- Job -
Lines containing the string "участках" are to be counted; report only how many there are.

- Stored records -
# # # # #
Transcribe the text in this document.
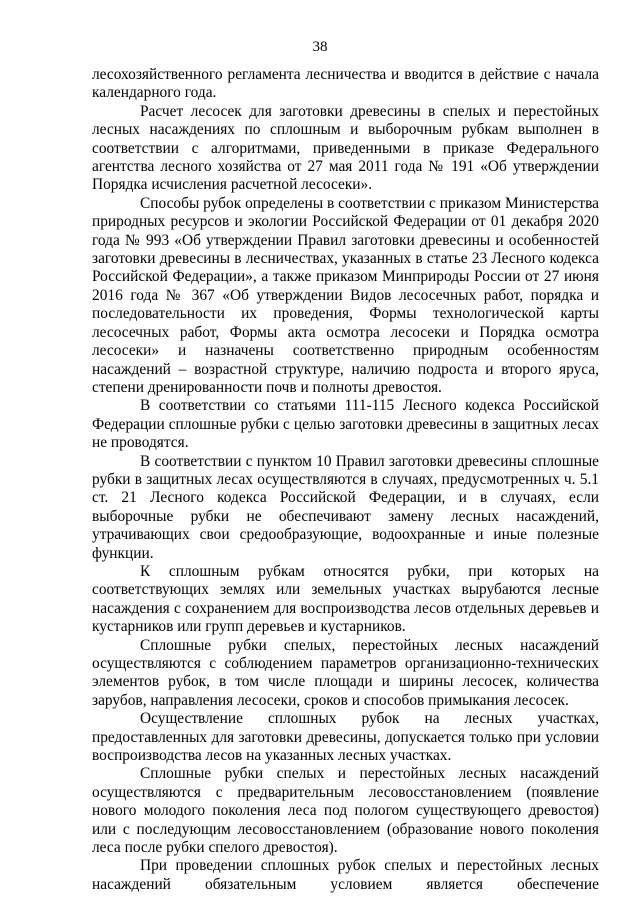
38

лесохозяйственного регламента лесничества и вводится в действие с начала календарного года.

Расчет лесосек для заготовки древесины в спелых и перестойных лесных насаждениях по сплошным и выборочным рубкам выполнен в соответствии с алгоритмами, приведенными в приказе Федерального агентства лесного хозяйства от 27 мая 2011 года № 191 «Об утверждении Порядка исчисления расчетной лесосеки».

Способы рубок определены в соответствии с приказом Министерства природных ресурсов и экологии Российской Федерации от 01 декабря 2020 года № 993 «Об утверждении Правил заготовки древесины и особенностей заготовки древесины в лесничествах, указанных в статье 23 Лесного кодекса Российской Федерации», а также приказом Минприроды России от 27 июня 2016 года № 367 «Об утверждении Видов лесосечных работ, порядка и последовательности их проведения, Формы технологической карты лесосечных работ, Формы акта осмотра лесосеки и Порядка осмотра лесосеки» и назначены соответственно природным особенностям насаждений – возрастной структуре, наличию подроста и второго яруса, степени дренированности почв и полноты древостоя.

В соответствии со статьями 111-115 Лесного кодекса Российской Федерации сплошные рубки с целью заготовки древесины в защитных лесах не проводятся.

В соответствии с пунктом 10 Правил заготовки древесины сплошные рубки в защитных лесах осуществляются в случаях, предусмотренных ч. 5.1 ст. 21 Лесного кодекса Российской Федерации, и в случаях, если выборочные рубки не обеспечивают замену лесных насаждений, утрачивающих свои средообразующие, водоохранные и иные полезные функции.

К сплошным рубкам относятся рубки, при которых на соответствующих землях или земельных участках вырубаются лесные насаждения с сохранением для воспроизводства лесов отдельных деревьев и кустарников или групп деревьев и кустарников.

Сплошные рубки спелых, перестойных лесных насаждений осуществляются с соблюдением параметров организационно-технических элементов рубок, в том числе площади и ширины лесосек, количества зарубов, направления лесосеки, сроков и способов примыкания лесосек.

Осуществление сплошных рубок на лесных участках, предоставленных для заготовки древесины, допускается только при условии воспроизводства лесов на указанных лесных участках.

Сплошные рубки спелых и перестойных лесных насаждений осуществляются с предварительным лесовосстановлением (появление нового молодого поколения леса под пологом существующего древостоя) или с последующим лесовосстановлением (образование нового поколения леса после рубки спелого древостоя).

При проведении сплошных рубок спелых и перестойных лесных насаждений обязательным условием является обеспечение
# # # # #
- The answer -
2